Please output every line of the material as it stands, without the pictures.

- MATERIAL TO PROCESS
****************

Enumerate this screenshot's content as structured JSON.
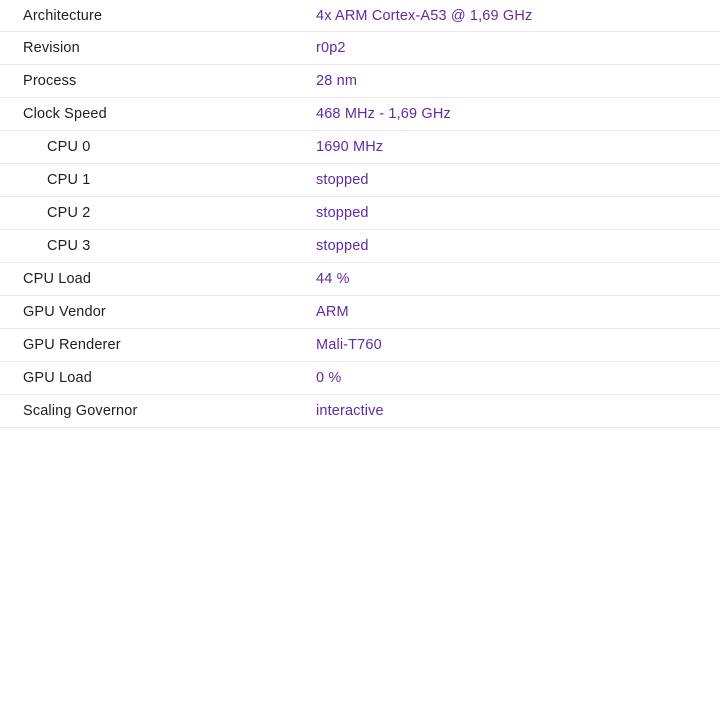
{
  "theme": {
    "background": "#ffffff",
    "label_color": "#1f1f1f",
    "value_color": "#5e2ca5",
    "divider_color": "#e9e9e9"
  },
  "info_table": {
    "rows": [
      {
        "label": "Architecture",
        "value": "4x ARM Cortex-A53 @ 1,69 GHz",
        "indent": false
      },
      {
        "label": "Revision",
        "value": "r0p2",
        "indent": false
      },
      {
        "label": "Process",
        "value": "28 nm",
        "indent": false
      },
      {
        "label": "Clock Speed",
        "value": "468 MHz - 1,69 GHz",
        "indent": false
      },
      {
        "label": "CPU 0",
        "value": "1690 MHz",
        "indent": true
      },
      {
        "label": "CPU 1",
        "value": "stopped",
        "indent": true
      },
      {
        "label": "CPU 2",
        "value": "stopped",
        "indent": true
      },
      {
        "label": "CPU 3",
        "value": "stopped",
        "indent": true
      },
      {
        "label": "CPU Load",
        "value": "44 %",
        "indent": false
      },
      {
        "label": "GPU Vendor",
        "value": "ARM",
        "indent": false
      },
      {
        "label": "GPU Renderer",
        "value": "Mali-T760",
        "indent": false
      },
      {
        "label": "GPU Load",
        "value": "0 %",
        "indent": false
      },
      {
        "label": "Scaling Governor",
        "value": "interactive",
        "indent": false
      }
    ]
  }
}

****************

- EXERCISE RESPONSE
Enumerate this screenshot's content as structured JSON.
{
  "theme": {
    "background": "#ffffff",
    "label_color": "#1f1f1f",
    "value_color": "#5e2ca5",
    "divider_color": "#e9e9e9"
  },
  "info_table": {
    "rows": [
      {
        "label": "Architecture",
        "value": "4x ARM Cortex-A53 @ 1,69 GHz",
        "indent": false
      },
      {
        "label": "Revision",
        "value": "r0p2",
        "indent": false
      },
      {
        "label": "Process",
        "value": "28 nm",
        "indent": false
      },
      {
        "label": "Clock Speed",
        "value": "468 MHz - 1,69 GHz",
        "indent": false
      },
      {
        "label": "CPU 0",
        "value": "1690 MHz",
        "indent": true
      },
      {
        "label": "CPU 1",
        "value": "stopped",
        "indent": true
      },
      {
        "label": "CPU 2",
        "value": "stopped",
        "indent": true
      },
      {
        "label": "CPU 3",
        "value": "stopped",
        "indent": true
      },
      {
        "label": "CPU Load",
        "value": "44 %",
        "indent": false
      },
      {
        "label": "GPU Vendor",
        "value": "ARM",
        "indent": false
      },
      {
        "label": "GPU Renderer",
        "value": "Mali-T760",
        "indent": false
      },
      {
        "label": "GPU Load",
        "value": "0 %",
        "indent": false
      },
      {
        "label": "Scaling Governor",
        "value": "interactive",
        "indent": false
      }
    ]
  }
}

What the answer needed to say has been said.